WORK INSTRUCTIONS:
List the lines of this listing that hold the word "анализа".

------------------------------------------------------------------------

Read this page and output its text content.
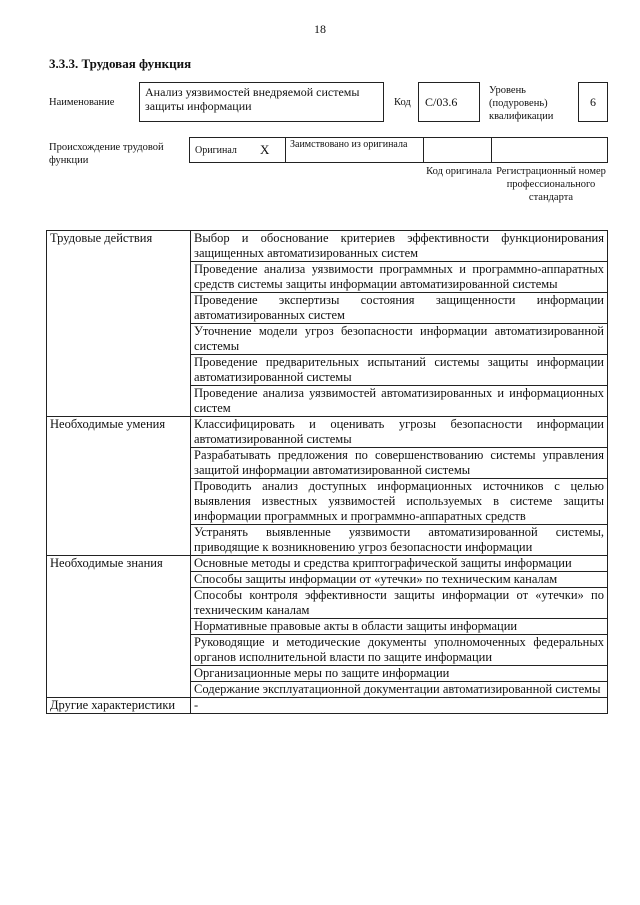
18
3.3.3. Трудовая функция
Наименование
Анализ уязвимостей внедряемой системы защиты информации	Код	С/03.6
Уровень (подуровень) квалификации
6
Происхождение трудовой функции
Оригинал X	Заимствовано из оригинала
Код оригинала Регистрационный номер профессионального стандарта
Трудовые действия	Выбор и обоснование критериев эффективности функционирования защищенных автоматизированных систем
	Проведение анализа уязвимости программных и программно-аппаратных средств системы защиты информации автоматизированной системы
	Проведение экспертизы состояния защищенности информации автоматизированных систем
	Уточнение модели угроз безопасности информации автоматизированной системы
	Проведение предварительных испытаний системы защиты информации автоматизированной системы
	Проведение анализа уязвимостей автоматизированных и информационных систем
Необходимые умения	Классифицировать и оценивать угрозы безопасности информации автоматизированной системы
	Разрабатывать предложения по совершенствованию системы управления защитой информации автоматизированной системы
	Проводить анализ доступных информационных источников с целью выявления известных уязвимостей используемых в системе защиты информации программных и программно-аппаратных средств
	Устранять выявленные уязвимости автоматизированной системы, приводящие к возникновению угроз безопасности информации
Необходимые знания	Основные методы и средства криптографической защиты информации
	Способы защиты информации от «утечки» по техническим каналам
	Способы контроля эффективности защиты информации от «утечки» по техническим каналам
	Нормативные правовые акты в области защиты информации
	Руководящие и методические документы уполномоченных федеральных органов исполнительной власти по защите информации
	Организационные меры по защите информации
	Содержание эксплуатационной документации автоматизированной системы
Другие характеристики	-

------------------------------------------------------------------------

RESULT FOR THIS TASK:
	Проведение анализа уязвимости программных и программно-аппаратных средств системы защиты информации автоматизированной системы
	Проведение анализа уязвимостей автоматизированных и информационных систем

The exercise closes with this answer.